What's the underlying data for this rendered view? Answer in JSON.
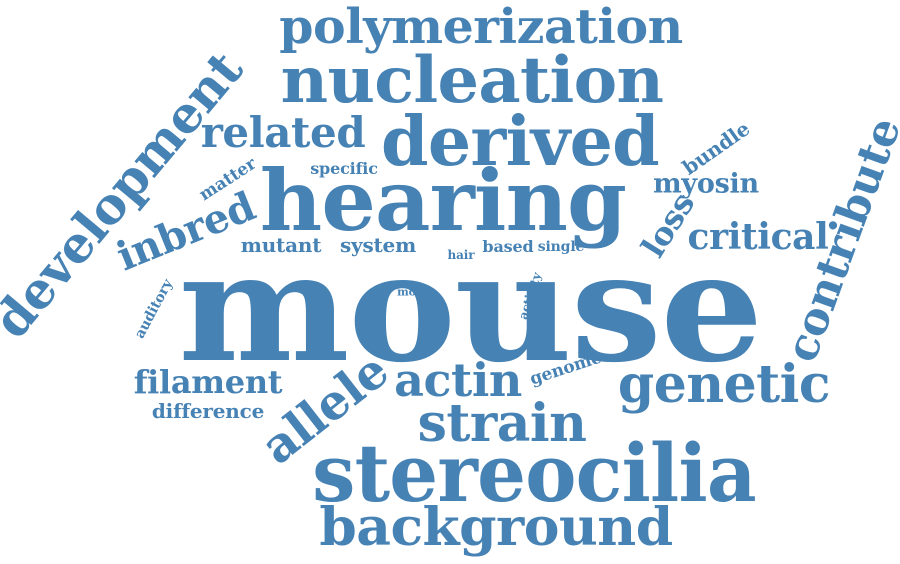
{
  "word_cloud": {
    "color": "#4682B4",
    "background": "#ffffff",
    "words": [
      {
        "text": "mouse"
      },
      {
        "text": "hearing"
      },
      {
        "text": "stereocilia"
      },
      {
        "text": "derived"
      },
      {
        "text": "nucleation"
      },
      {
        "text": "background"
      },
      {
        "text": "development"
      },
      {
        "text": "polymerization"
      },
      {
        "text": "genetic"
      },
      {
        "text": "strain"
      },
      {
        "text": "contribute"
      },
      {
        "text": "allele"
      },
      {
        "text": "actin"
      },
      {
        "text": "related"
      },
      {
        "text": "inbred"
      },
      {
        "text": "critical"
      },
      {
        "text": "filament"
      },
      {
        "text": "loss"
      },
      {
        "text": "myosin"
      },
      {
        "text": "mutant"
      },
      {
        "text": "system"
      },
      {
        "text": "difference"
      },
      {
        "text": "bundle"
      },
      {
        "text": "matter"
      },
      {
        "text": "genome"
      },
      {
        "text": "specific"
      },
      {
        "text": "auditory"
      },
      {
        "text": "based"
      },
      {
        "text": "single"
      },
      {
        "text": "hair"
      },
      {
        "text": "activity"
      },
      {
        "text": "most"
      }
    ]
  }
}
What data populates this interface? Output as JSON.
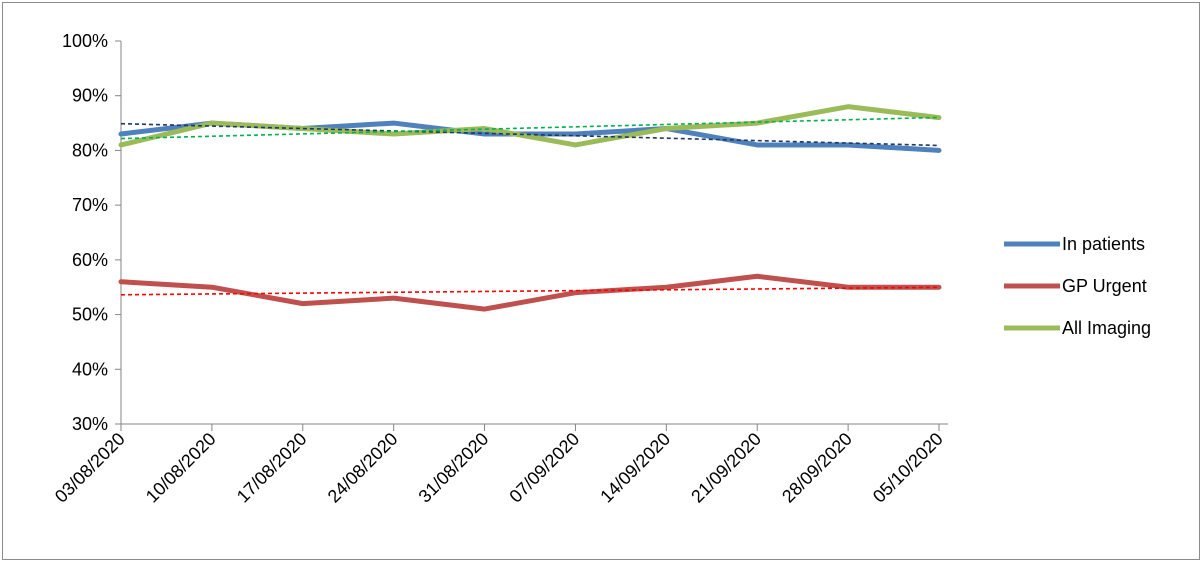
* * * * * * *
> _WHAT THIS TASK INVOLVES_: Which lines in the listing above hold the word "data"? Show each of them.

> _SOLUTION TO THIS PROBLEM_:
What's the underlying data for this rendered view? Answer in JSON.
What data populates this interface? Output as JSON.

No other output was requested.